begin
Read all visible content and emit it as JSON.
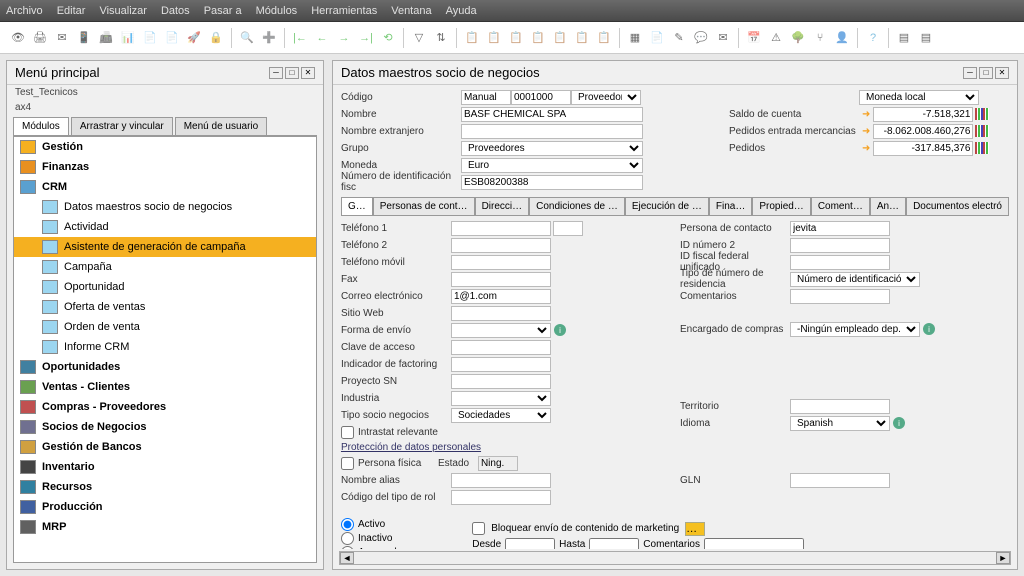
{
  "menubar": [
    "Archivo",
    "Editar",
    "Visualizar",
    "Datos",
    "Pasar a",
    "Módulos",
    "Herramientas",
    "Ventana",
    "Ayuda"
  ],
  "left_panel": {
    "title": "Menú principal",
    "sub1": "Test_Tecnicos",
    "sub2": "ax4",
    "tabs": [
      "Módulos",
      "Arrastrar y vincular",
      "Menú de usuario"
    ],
    "tree": [
      {
        "label": "Gestión",
        "bold": true,
        "icon": "#f5b020"
      },
      {
        "label": "Finanzas",
        "bold": true,
        "icon": "#e89020"
      },
      {
        "label": "CRM",
        "bold": true,
        "icon": "#5aa0d0"
      },
      {
        "label": "Datos maestros socio de negocios",
        "sub": true
      },
      {
        "label": "Actividad",
        "sub": true
      },
      {
        "label": "Asistente de generación de campaña",
        "sub": true,
        "selected": true
      },
      {
        "label": "Campaña",
        "sub": true
      },
      {
        "label": "Oportunidad",
        "sub": true
      },
      {
        "label": "Oferta de ventas",
        "sub": true
      },
      {
        "label": "Orden de venta",
        "sub": true
      },
      {
        "label": "Informe CRM",
        "sub": true
      },
      {
        "label": "Oportunidades",
        "bold": true,
        "icon": "#4080a0"
      },
      {
        "label": "Ventas - Clientes",
        "bold": true,
        "icon": "#6aa050"
      },
      {
        "label": "Compras - Proveedores",
        "bold": true,
        "icon": "#c05050"
      },
      {
        "label": "Socios de Negocios",
        "bold": true,
        "icon": "#707090"
      },
      {
        "label": "Gestión de Bancos",
        "bold": true,
        "icon": "#d0a040"
      },
      {
        "label": "Inventario",
        "bold": true,
        "icon": "#444"
      },
      {
        "label": "Recursos",
        "bold": true,
        "icon": "#3080a0"
      },
      {
        "label": "Producción",
        "bold": true,
        "icon": "#4060a0"
      },
      {
        "label": "MRP",
        "bold": true,
        "icon": "#606060"
      }
    ]
  },
  "right_panel": {
    "title": "Datos maestros socio de negocios",
    "header": {
      "codigo": "0001000",
      "codigo_tipo": "Manual",
      "tipo_sn": "Proveedor",
      "nombre": "BASF CHEMICAL SPA",
      "nombre_extranjero": "",
      "grupo": "Proveedores",
      "moneda": "Euro",
      "nif": "ESB08200388",
      "moneda_display": "Moneda local",
      "labels": {
        "codigo": "Código",
        "nombre": "Nombre",
        "nombre_extranjero": "Nombre extranjero",
        "grupo": "Grupo",
        "moneda": "Moneda",
        "nif": "Número de identificación fisc"
      }
    },
    "balances": {
      "saldo_cuenta": {
        "label": "Saldo de cuenta",
        "value": "-7.518,321"
      },
      "pedidos_entrada": {
        "label": "Pedidos entrada mercancias",
        "value": "-8.062.008.460,276"
      },
      "pedidos": {
        "label": "Pedidos",
        "value": "-317.845,376"
      }
    },
    "tabs": [
      "G…",
      "Personas de cont…",
      "Direcci…",
      "Condiciones de …",
      "Ejecución de …",
      "Fina…",
      "Propied…",
      "Coment…",
      "An…",
      "Documentos electró"
    ],
    "general": {
      "left": {
        "telefono1": {
          "label": "Teléfono 1",
          "value": ""
        },
        "telefono2": {
          "label": "Teléfono 2",
          "value": ""
        },
        "movil": {
          "label": "Teléfono móvil",
          "value": ""
        },
        "fax": {
          "label": "Fax",
          "value": ""
        },
        "email": {
          "label": "Correo electrónico",
          "value": "1@1.com"
        },
        "web": {
          "label": "Sitio Web",
          "value": ""
        },
        "envio": {
          "label": "Forma de envío",
          "value": ""
        },
        "claveacceso": {
          "label": "Clave de acceso",
          "value": ""
        },
        "factoring": {
          "label": "Indicador de factoring",
          "value": ""
        },
        "proyecto": {
          "label": "Proyecto SN",
          "value": ""
        },
        "industria": {
          "label": "Industria",
          "value": ""
        },
        "tiposocio": {
          "label": "Tipo socio negocios",
          "value": "Sociedades"
        },
        "intrastat": {
          "label": "Intrastat relevante",
          "value": false
        },
        "pdp_header": "Protección de datos personales",
        "persona_fisica": {
          "label": "Persona física",
          "value": false
        },
        "estado": {
          "label": "Estado",
          "value": "Ning."
        },
        "alias": {
          "label": "Nombre alias",
          "value": ""
        },
        "tiporol": {
          "label": "Código del tipo de rol",
          "value": ""
        }
      },
      "right": {
        "contacto": {
          "label": "Persona de contacto",
          "value": "jevita"
        },
        "id2": {
          "label": "ID número 2",
          "value": ""
        },
        "idfiscal": {
          "label": "ID fiscal federal unificado",
          "value": ""
        },
        "tiponumres": {
          "label": "Tipo de número de residencia",
          "value": "Número de identificación fis"
        },
        "comentarios": {
          "label": "Comentarios",
          "value": ""
        },
        "encargado": {
          "label": "Encargado de compras",
          "value": "-Ningún empleado dep.ven"
        },
        "territorio": {
          "label": "Territorio",
          "value": ""
        },
        "idioma": {
          "label": "Idioma",
          "value": "Spanish"
        },
        "gln": {
          "label": "GLN",
          "value": ""
        }
      }
    },
    "footer": {
      "activo": "Activo",
      "inactivo": "Inactivo",
      "avanzado": "Avanzado",
      "desde": "Desde",
      "hasta": "Hasta",
      "comentarios": "Comentarios",
      "bloquear": "Bloquear envío de contenido de marketing"
    }
  }
}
end
__Direction__: Look through the listing above and count the lines where the string "factoring" appears. Report the number only.

__Answer to this exercise__: 2